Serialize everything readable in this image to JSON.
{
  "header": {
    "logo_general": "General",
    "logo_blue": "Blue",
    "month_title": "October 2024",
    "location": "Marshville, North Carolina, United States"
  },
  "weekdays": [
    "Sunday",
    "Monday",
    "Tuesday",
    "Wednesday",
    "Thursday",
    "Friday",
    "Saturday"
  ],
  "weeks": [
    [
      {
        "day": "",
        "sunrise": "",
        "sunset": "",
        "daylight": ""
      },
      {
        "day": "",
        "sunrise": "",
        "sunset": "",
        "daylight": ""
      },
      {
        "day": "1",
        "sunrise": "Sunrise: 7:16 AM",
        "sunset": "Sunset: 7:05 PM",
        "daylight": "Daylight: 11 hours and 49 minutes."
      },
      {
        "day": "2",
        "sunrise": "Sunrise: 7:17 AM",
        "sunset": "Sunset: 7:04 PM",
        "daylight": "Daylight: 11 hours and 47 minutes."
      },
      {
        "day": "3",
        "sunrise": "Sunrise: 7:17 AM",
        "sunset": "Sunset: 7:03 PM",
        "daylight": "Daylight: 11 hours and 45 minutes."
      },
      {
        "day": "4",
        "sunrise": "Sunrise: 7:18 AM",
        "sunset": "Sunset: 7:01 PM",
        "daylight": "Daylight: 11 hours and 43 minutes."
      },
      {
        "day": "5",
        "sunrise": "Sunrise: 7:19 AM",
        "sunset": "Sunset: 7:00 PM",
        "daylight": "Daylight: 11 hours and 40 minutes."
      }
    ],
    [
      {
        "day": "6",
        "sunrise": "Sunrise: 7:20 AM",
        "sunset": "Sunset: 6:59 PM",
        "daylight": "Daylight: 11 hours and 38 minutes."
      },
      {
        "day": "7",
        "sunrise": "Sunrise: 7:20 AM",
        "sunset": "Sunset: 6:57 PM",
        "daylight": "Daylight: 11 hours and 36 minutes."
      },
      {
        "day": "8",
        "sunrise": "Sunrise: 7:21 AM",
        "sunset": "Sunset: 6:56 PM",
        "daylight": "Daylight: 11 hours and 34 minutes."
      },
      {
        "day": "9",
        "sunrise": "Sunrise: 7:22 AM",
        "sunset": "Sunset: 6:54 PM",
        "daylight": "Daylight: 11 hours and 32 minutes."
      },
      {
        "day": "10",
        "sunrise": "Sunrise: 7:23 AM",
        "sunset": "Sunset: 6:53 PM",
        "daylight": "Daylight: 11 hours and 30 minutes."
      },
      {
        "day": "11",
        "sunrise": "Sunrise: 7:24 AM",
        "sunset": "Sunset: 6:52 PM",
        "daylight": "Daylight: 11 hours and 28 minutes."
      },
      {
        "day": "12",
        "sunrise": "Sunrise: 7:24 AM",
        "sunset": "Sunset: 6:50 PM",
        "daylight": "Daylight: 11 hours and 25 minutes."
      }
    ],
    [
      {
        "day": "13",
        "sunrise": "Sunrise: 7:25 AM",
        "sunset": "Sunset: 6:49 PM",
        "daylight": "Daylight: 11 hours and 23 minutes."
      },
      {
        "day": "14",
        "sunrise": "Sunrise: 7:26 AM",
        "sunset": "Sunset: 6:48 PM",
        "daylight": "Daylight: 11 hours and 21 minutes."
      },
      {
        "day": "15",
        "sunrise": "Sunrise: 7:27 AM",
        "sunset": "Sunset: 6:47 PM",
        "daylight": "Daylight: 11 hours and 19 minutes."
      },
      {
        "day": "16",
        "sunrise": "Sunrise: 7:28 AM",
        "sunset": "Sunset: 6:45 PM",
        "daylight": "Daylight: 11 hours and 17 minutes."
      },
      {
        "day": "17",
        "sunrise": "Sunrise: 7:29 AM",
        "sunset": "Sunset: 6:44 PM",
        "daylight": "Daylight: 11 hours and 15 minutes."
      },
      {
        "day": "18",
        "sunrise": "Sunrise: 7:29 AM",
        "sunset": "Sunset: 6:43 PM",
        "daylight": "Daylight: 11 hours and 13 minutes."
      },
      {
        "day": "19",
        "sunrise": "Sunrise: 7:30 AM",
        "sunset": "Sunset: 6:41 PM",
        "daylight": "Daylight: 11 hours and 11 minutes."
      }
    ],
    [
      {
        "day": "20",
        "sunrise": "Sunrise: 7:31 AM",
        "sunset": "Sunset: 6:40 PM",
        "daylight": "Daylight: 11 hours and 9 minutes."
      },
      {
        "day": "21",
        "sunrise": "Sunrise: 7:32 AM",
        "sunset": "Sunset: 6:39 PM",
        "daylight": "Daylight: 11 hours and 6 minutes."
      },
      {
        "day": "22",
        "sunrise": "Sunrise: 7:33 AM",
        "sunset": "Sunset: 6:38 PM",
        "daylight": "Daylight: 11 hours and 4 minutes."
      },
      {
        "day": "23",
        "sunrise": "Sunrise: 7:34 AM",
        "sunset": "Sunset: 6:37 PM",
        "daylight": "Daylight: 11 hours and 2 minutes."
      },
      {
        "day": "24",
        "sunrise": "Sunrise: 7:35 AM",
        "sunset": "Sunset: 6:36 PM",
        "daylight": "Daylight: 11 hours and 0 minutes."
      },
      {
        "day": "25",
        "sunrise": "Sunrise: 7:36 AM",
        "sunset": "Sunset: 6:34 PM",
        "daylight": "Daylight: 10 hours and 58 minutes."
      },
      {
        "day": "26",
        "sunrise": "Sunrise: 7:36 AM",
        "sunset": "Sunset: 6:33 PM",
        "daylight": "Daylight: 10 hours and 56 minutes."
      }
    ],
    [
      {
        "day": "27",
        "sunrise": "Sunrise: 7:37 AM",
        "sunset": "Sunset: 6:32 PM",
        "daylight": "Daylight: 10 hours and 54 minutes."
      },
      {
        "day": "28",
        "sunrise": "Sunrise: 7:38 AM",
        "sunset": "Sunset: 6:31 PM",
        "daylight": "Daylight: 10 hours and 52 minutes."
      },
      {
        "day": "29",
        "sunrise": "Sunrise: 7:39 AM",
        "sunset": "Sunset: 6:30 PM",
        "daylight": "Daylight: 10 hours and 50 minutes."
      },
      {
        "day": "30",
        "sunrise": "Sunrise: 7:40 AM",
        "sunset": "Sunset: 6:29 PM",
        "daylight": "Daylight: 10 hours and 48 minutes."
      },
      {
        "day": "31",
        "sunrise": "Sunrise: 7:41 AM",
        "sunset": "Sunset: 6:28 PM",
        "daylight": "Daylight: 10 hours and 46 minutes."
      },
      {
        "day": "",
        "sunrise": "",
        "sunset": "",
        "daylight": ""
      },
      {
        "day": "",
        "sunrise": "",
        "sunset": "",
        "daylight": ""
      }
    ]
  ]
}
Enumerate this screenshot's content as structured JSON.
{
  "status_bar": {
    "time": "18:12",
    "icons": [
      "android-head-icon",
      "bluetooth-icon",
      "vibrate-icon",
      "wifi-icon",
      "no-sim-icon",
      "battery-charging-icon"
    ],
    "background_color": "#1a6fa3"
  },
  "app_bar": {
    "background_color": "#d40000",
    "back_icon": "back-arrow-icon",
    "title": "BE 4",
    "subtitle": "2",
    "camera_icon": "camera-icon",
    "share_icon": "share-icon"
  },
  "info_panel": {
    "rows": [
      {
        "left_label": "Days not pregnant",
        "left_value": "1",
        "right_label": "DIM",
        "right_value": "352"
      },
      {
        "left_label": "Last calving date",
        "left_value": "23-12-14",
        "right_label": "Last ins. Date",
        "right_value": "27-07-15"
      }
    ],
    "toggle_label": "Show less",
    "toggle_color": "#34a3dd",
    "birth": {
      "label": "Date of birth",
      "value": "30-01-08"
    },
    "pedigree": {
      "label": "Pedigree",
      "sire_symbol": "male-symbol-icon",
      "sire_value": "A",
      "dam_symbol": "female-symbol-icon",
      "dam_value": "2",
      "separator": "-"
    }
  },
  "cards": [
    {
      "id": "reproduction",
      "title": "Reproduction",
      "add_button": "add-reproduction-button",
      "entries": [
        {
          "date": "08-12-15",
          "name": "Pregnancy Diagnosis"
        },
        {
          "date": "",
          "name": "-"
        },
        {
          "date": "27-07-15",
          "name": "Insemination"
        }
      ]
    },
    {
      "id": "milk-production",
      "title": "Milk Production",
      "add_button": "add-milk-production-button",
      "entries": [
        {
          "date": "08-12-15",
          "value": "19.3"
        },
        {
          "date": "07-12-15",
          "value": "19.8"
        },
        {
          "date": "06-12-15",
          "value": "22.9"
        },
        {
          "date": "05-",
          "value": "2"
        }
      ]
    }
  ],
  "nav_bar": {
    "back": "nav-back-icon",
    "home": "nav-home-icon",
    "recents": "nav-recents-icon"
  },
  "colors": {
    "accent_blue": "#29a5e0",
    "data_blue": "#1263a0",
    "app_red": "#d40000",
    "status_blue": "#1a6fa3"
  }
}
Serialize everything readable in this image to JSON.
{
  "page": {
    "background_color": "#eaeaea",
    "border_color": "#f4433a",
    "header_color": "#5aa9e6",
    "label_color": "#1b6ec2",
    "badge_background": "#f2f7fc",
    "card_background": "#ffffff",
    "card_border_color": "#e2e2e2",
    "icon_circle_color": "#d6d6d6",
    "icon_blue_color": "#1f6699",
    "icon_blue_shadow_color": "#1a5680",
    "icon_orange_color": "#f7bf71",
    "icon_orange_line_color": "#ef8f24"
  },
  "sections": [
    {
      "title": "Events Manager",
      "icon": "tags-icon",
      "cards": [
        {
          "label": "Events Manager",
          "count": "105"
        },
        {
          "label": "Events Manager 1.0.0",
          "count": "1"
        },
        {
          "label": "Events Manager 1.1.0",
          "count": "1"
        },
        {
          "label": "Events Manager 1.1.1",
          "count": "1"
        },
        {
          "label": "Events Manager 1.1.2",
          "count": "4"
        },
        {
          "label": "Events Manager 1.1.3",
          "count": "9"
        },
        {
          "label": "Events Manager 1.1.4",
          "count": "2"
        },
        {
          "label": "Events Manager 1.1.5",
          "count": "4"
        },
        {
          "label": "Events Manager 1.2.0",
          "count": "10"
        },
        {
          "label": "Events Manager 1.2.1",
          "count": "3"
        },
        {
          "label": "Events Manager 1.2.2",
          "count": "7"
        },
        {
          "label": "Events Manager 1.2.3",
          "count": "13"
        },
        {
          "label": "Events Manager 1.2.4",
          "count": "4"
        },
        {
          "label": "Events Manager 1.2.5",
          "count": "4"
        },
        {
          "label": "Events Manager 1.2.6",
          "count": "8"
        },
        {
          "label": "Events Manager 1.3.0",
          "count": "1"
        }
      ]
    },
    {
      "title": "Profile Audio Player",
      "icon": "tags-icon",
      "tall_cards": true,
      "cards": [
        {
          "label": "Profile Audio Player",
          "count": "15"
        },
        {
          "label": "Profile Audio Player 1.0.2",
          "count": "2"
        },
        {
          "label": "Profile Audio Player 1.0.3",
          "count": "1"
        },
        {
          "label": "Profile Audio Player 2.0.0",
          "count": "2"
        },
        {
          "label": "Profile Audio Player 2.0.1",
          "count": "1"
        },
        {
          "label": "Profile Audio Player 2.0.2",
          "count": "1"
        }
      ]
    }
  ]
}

***

Of all the lines in the data above, state how many include "button". Say only the number.

2